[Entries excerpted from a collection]
┌────────

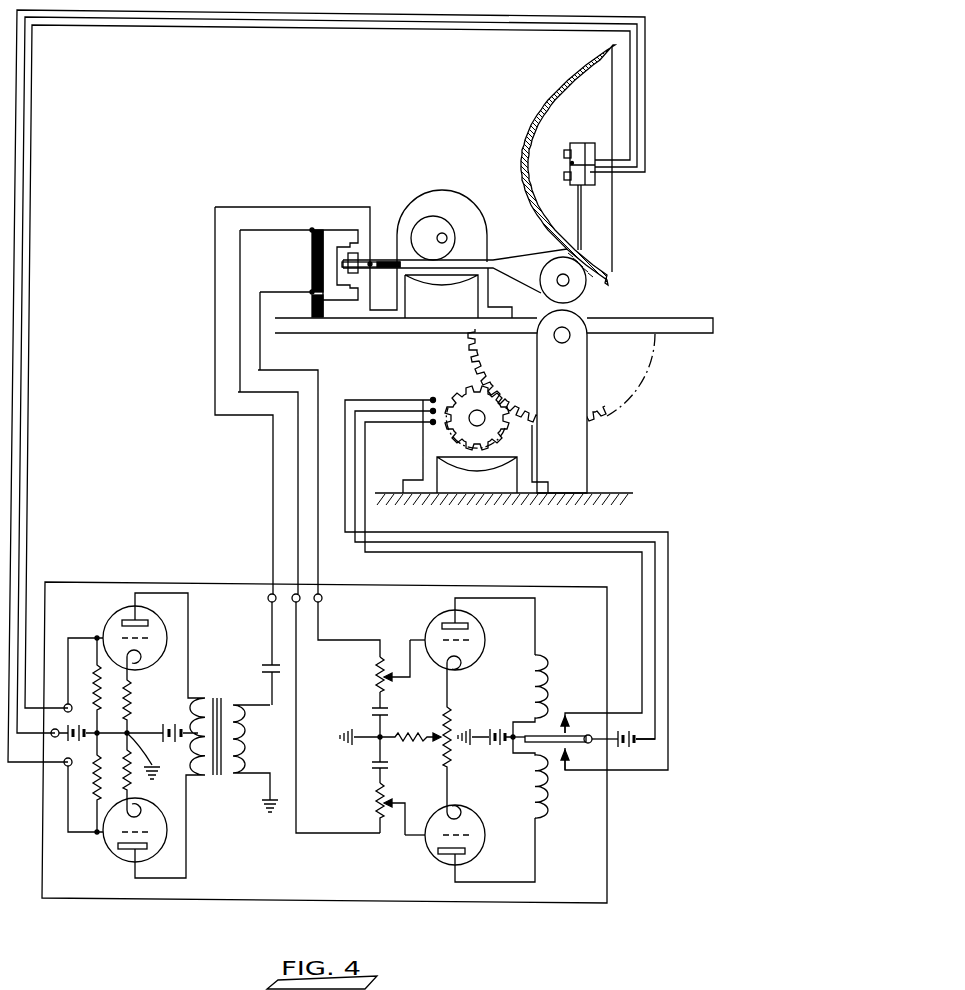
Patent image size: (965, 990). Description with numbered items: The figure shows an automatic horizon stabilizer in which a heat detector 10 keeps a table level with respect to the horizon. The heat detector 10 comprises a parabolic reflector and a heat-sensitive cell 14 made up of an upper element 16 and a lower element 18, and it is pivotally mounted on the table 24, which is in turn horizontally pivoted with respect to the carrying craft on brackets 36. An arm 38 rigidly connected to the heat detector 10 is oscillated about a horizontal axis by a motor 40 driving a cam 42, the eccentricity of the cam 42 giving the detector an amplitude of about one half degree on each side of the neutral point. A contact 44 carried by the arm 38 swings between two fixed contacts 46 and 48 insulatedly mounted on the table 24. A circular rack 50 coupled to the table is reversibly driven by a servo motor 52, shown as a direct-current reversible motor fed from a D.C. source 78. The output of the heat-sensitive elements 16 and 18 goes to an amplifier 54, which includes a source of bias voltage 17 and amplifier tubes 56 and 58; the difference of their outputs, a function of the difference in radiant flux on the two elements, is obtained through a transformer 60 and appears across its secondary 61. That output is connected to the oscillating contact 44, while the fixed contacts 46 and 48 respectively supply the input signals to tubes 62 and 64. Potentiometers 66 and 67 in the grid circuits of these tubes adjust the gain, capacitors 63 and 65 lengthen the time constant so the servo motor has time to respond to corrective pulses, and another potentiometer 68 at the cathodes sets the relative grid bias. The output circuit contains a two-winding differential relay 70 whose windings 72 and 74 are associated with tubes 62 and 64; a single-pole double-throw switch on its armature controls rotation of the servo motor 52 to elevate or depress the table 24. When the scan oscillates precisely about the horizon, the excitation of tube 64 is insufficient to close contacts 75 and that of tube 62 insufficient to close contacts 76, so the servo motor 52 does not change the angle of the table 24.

The heat detector 10 is at (631, 221).
The heat-sensitive cell 14 is at (577, 153).
The upper element 16 is at (564, 152).
The lower element 18 is at (564, 176).
The source of bias voltage 17 is at (64, 741).
The table 24 is at (645, 318).
The brackets 36 is at (583, 460).
The arm 38 is at (522, 258).
The motor 40 is at (446, 190).
The cam 42 is at (426, 222).
The contact 44 is at (362, 267).
The fixed contact 46 is at (332, 231).
The fixed contact 48 is at (347, 293).
The circular rack 50 is at (561, 377).
The servo motor 52 is at (456, 380).
The amplifier 54 is at (228, 574).
The amplifier tube 56 is at (158, 661).
The amplifier tube 58 is at (111, 853).
The transformer 60 is at (222, 705).
The secondary 61 is at (243, 757).
The tube 62 is at (434, 856).
The capacitor 63 is at (372, 713).
The tube 64 is at (440, 617).
The capacitor 65 is at (372, 766).
The potentiometer 66 is at (376, 670).
The potentiometer 67 is at (376, 802).
The potentiometer 68 is at (445, 727).
The differential relay 70 is at (580, 638).
The relay winding 72 is at (527, 796).
The relay winding 74 is at (527, 691).
The contacts 75 is at (567, 731).
The contacts 76 is at (568, 757).
The D.C. source 78 is at (626, 748).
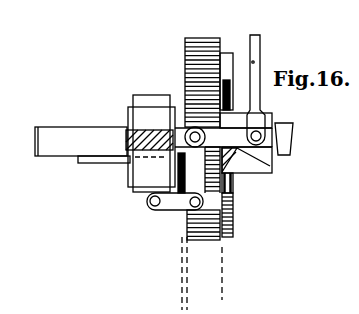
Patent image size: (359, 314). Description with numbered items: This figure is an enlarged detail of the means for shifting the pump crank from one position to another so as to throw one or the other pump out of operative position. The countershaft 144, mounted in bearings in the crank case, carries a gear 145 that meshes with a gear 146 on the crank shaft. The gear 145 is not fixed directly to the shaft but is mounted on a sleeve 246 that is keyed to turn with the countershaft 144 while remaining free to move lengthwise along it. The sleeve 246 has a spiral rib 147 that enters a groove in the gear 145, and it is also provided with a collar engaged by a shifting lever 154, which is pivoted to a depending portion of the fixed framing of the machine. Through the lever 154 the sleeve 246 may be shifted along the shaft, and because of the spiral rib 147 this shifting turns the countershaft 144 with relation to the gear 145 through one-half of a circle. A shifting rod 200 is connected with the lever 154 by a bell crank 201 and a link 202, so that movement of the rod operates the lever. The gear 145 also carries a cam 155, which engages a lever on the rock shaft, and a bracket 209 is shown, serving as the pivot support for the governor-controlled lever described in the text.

The countershaft 144 is at (292, 131).
The gear 145 is at (185, 65).
The gear 146 is at (212, 258).
The spiral rib 147 is at (267, 167).
The shifting lever 154 is at (142, 192).
The cam 155 is at (237, 188).
The shifting rod 200 is at (258, 58).
The bell crank 201 is at (238, 217).
The link 202 is at (180, 212).
The bracket 209 is at (125, 133).
The sleeve 246 is at (270, 163).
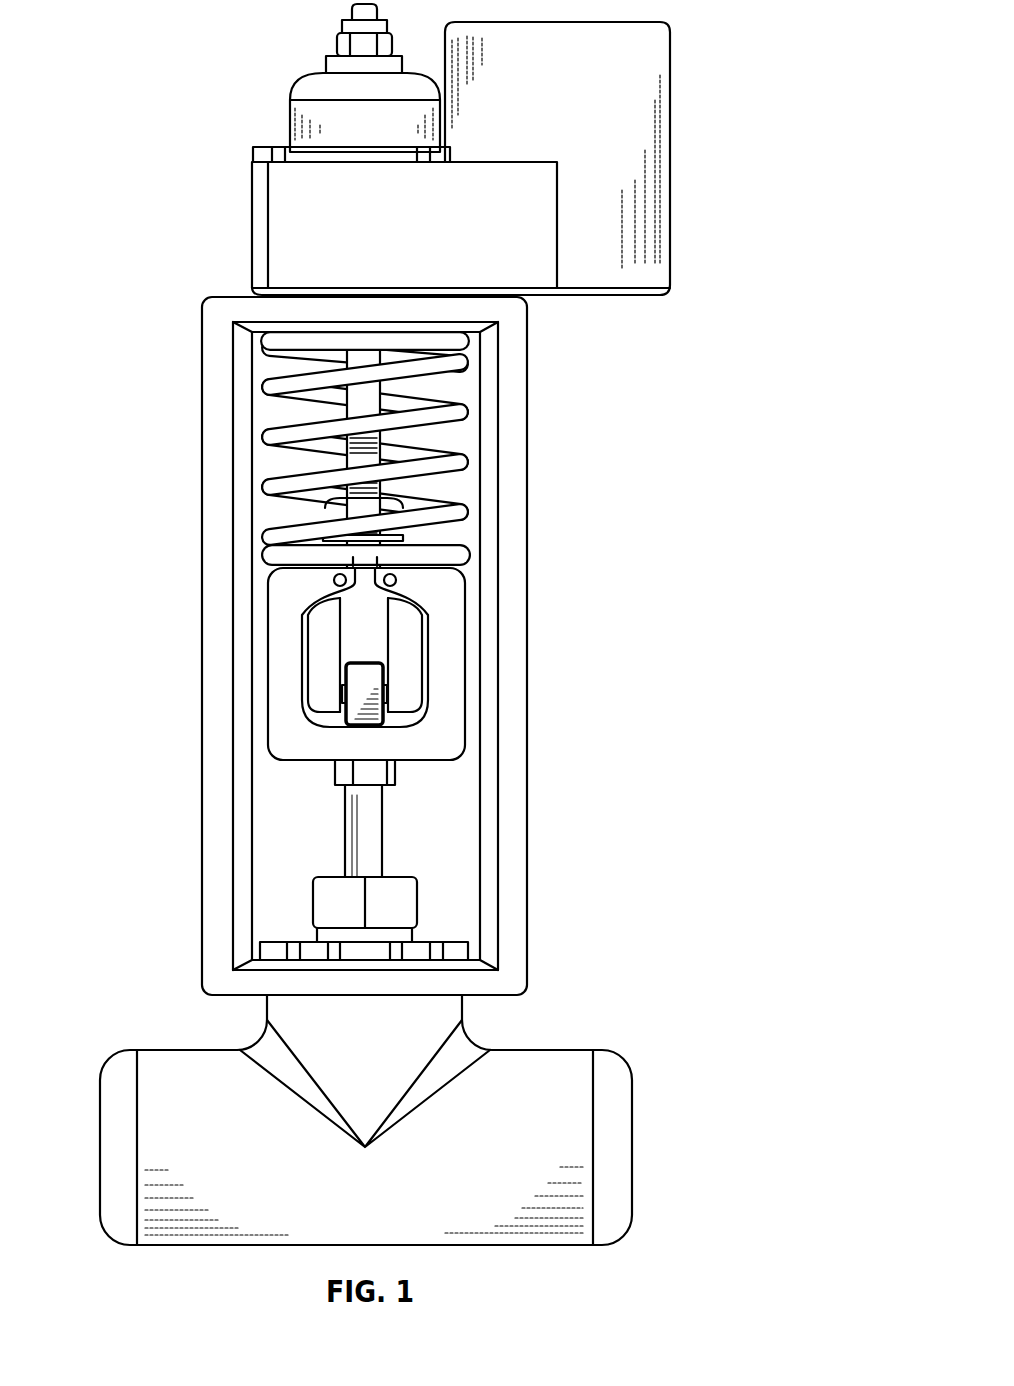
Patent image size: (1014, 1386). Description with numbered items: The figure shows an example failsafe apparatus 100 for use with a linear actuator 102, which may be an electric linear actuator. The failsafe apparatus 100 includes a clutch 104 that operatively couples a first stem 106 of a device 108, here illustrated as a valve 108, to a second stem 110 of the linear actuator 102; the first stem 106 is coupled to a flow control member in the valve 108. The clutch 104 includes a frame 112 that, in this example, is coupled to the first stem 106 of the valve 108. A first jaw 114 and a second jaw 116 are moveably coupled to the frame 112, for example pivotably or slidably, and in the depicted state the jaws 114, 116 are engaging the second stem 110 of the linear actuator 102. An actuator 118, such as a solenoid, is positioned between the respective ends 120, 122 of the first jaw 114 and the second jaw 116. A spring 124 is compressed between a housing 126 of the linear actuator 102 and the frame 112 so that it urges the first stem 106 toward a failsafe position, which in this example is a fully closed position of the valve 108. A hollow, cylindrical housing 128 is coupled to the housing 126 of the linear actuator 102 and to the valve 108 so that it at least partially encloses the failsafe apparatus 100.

The failsafe apparatus 100 is at (518, 548).
The linear actuator 102 is at (694, 165).
The clutch 104 is at (368, 658).
The first stem 106 is at (370, 818).
The valve 108 is at (657, 1148).
The second stem 110 is at (365, 398).
The frame 112 is at (453, 607).
The first jaw 114 is at (410, 637).
The second jaw 116 is at (313, 652).
The actuator 118 is at (355, 712).
The end of first jaw 120 is at (410, 710).
The end of second jaw 122 is at (323, 710).
The spring 124 is at (436, 455).
The housing 126 is at (428, 237).
The hollow cylindrical housing 128 is at (214, 346).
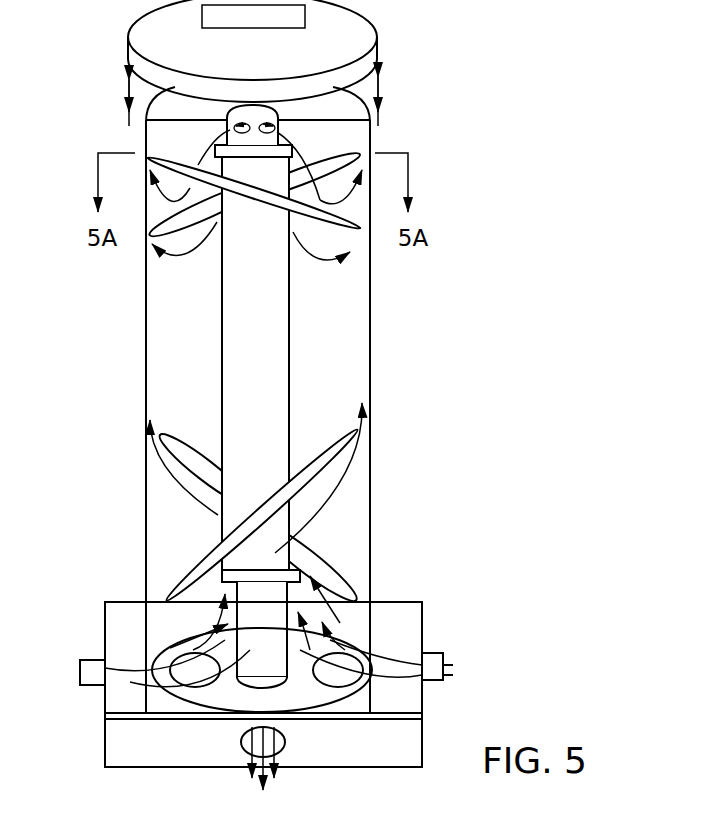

└────────

YOUR INSTRUCTIONS => Copy out all the entries, renaming "Patent image size" to "Drawing size" wherever it occurs and changing nothing else. Leave the pictures out.

WRITTEN REPLY =>
Drawing size: (965, 990). Description with numbered items: The figure shows an automatic horizon stabilizer in which a heat detector 10 keeps a table level with respect to the horizon. The heat detector 10 comprises a parabolic reflector and a heat-sensitive cell 14 made up of an upper element 16 and a lower element 18, and it is pivotally mounted on the table 24, which is in turn horizontally pivoted with respect to the carrying craft on brackets 36. An arm 38 rigidly connected to the heat detector 10 is oscillated about a horizontal axis by a motor 40 driving a cam 42, the eccentricity of the cam 42 giving the detector an amplitude of about one half degree on each side of the neutral point. A contact 44 carried by the arm 38 swings between two fixed contacts 46 and 48 insulatedly mounted on the table 24. A circular rack 50 coupled to the table is reversibly driven by a servo motor 52, shown as a direct-current reversible motor fed from a D.C. source 78. The output of the heat-sensitive elements 16 and 18 goes to an amplifier 54, which includes a source of bias voltage 17 and amplifier tubes 56 and 58; the difference of their outputs, a function of the difference in radiant flux on the two elements, is obtained through a transformer 60 and appears across its secondary 61. That output is connected to the oscillating contact 44, while the fixed contacts 46 and 48 respectively supply the input signals to tubes 62 and 64. Potentiometers 66 and 67 in the grid circuits of these tubes adjust the gain, capacitors 63 and 65 lengthen the time constant so the servo motor has time to respond to corrective pulses, and another potentiometer 68 at the cathodes sets the relative grid bias. The output circuit contains a two-winding differential relay 70 whose windings 72 and 74 are associated with tubes 62 and 64; a single-pole double-throw switch on its armature controls rotation of the servo motor 52 to elevate or depress the table 24. When the scan oscillates precisely about the horizon, the excitation of tube 64 is insufficient to close contacts 75 and that of tube 62 insufficient to close contacts 76, so the servo motor 52 does not change the angle of the table 24.

The heat detector 10 is at (631, 221).
The heat-sensitive cell 14 is at (577, 153).
The upper element 16 is at (564, 152).
The lower element 18 is at (564, 176).
The source of bias voltage 17 is at (64, 741).
The table 24 is at (645, 318).
The brackets 36 is at (583, 460).
The arm 38 is at (522, 258).
The motor 40 is at (446, 190).
The cam 42 is at (426, 222).
The contact 44 is at (362, 267).
The fixed contact 46 is at (332, 231).
The fixed contact 48 is at (347, 293).
The circular rack 50 is at (561, 377).
The servo motor 52 is at (456, 380).
The amplifier 54 is at (228, 574).
The amplifier tube 56 is at (158, 661).
The amplifier tube 58 is at (111, 853).
The transformer 60 is at (222, 705).
The secondary 61 is at (243, 757).
The tube 62 is at (434, 856).
The capacitor 63 is at (372, 713).
The tube 64 is at (440, 617).
The capacitor 65 is at (372, 766).
The potentiometer 66 is at (376, 670).
The potentiometer 67 is at (376, 802).
The potentiometer 68 is at (445, 727).
The differential relay 70 is at (580, 638).
The relay winding 72 is at (527, 796).
The relay winding 74 is at (527, 691).
The contacts 75 is at (567, 731).
The contacts 76 is at (568, 757).
The D.C. source 78 is at (626, 748).
Drawing size: (359, 314). Description with numbered items: This figure is an enlarged detail of the means for shifting the pump crank from one position to another so as to throw one or the other pump out of operative position. The countershaft 144, mounted in bearings in the crank case, carries a gear 145 that meshes with a gear 146 on the crank shaft. The gear 145 is not fixed directly to the shaft but is mounted on a sleeve 246 that is keyed to turn with the countershaft 144 while remaining free to move lengthwise along it. The sleeve 246 has a spiral rib 147 that enters a groove in the gear 145, and it is also provided with a collar engaged by a shifting lever 154, which is pivoted to a depending portion of the fixed framing of the machine. Through the lever 154 the sleeve 246 may be shifted along the shaft, and because of the spiral rib 147 this shifting turns the countershaft 144 with relation to the gear 145 through one-half of a circle. A shifting rod 200 is connected with the lever 154 by a bell crank 201 and a link 202, so that movement of the rod operates the lever. The gear 145 also carries a cam 155, which engages a lever on the rock shaft, and a bracket 209 is shown, serving as the pivot support for the governor-controlled lever described in the text.

The countershaft 144 is at (292, 131).
The gear 145 is at (185, 65).
The gear 146 is at (212, 258).
The spiral rib 147 is at (267, 167).
The shifting lever 154 is at (142, 192).
The cam 155 is at (237, 188).
The shifting rod 200 is at (258, 58).
The bell crank 201 is at (238, 217).
The link 202 is at (180, 212).
The bracket 209 is at (125, 133).
The sleeve 246 is at (270, 163).
Drawing size: (1014, 1386). Description with numbered items: The figure shows an example failsafe apparatus 100 for use with a linear actuator 102, which may be an electric linear actuator. The failsafe apparatus 100 includes a clutch 104 that operatively couples a first stem 106 of a device 108, here illustrated as a valve 108, to a second stem 110 of the linear actuator 102; the first stem 106 is coupled to a flow control member in the valve 108. The clutch 104 includes a frame 112 that, in this example, is coupled to the first stem 106 of the valve 108. A first jaw 114 and a second jaw 116 are moveably coupled to the frame 112, for example pivotably or slidably, and in the depicted state the jaws 114, 116 are engaging the second stem 110 of the linear actuator 102. An actuator 118, such as a solenoid, is positioned between the respective ends 120, 122 of the first jaw 114 and the second jaw 116. A spring 124 is compressed between a housing 126 of the linear actuator 102 and the frame 112 so that it urges the first stem 106 toward a failsafe position, which in this example is a fully closed position of the valve 108. A hollow, cylindrical housing 128 is coupled to the housing 126 of the linear actuator 102 and to the valve 108 so that it at least partially encloses the failsafe apparatus 100.

The failsafe apparatus 100 is at (518, 548).
The linear actuator 102 is at (694, 165).
The clutch 104 is at (368, 658).
The first stem 106 is at (370, 818).
The valve 108 is at (657, 1148).
The second stem 110 is at (365, 398).
The frame 112 is at (453, 607).
The first jaw 114 is at (410, 637).
The second jaw 116 is at (313, 652).
The actuator 118 is at (355, 712).
The end of first jaw 120 is at (410, 710).
The end of second jaw 122 is at (323, 710).
The spring 124 is at (436, 455).
The housing 126 is at (428, 237).
The hollow cylindrical housing 128 is at (214, 346).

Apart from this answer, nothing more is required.